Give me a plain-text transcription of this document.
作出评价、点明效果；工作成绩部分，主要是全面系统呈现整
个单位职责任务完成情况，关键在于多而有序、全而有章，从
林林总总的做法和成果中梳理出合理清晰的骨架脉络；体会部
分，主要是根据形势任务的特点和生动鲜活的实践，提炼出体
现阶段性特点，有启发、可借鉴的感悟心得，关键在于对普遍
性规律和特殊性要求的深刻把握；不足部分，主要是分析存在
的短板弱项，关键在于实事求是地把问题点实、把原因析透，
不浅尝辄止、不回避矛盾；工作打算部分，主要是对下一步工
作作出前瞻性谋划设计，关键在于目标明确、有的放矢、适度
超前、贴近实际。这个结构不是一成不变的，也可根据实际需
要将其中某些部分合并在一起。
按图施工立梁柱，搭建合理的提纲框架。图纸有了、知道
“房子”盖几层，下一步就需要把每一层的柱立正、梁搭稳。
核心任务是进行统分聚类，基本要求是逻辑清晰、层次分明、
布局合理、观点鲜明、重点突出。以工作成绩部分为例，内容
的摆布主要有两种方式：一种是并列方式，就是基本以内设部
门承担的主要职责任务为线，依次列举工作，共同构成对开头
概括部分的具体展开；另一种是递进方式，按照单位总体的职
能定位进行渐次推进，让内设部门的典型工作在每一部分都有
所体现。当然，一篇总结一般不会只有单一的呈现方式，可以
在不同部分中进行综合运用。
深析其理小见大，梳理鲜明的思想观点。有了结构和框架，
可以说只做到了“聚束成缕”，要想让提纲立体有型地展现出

═══

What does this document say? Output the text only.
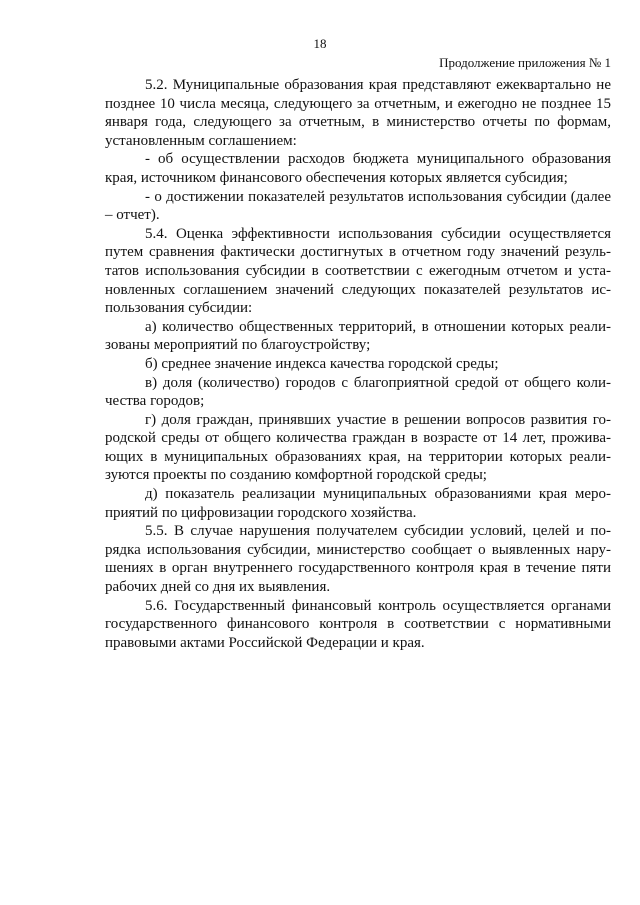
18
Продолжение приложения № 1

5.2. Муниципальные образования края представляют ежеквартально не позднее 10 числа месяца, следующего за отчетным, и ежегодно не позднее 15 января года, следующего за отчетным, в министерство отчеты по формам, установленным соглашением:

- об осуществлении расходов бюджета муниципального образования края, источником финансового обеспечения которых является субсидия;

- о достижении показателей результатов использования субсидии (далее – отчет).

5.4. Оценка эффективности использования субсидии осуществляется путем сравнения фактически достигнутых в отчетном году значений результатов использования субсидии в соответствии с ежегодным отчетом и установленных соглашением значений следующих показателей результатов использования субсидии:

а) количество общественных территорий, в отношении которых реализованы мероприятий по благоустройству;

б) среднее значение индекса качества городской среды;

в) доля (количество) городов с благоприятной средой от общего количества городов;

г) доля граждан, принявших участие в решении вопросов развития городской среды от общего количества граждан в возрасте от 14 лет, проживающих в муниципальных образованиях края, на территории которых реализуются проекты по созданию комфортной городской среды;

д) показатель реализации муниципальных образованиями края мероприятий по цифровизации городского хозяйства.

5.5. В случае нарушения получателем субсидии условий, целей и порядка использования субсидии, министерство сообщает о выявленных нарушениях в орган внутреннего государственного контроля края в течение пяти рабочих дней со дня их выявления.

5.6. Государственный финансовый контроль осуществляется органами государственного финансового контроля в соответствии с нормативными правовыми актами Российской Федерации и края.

═══

Filter the records, keeping only lines that contain "городской", and show those lines.

б) среднее значение индекса качества городской среды;
г) доля граждан, принявших участие в решении вопросов развития городской среды от общего количества граждан в возрасте от 14 лет, проживающих в муниципальных образованиях края, на территории которых реализуются проекты по созданию комфортной городской среды;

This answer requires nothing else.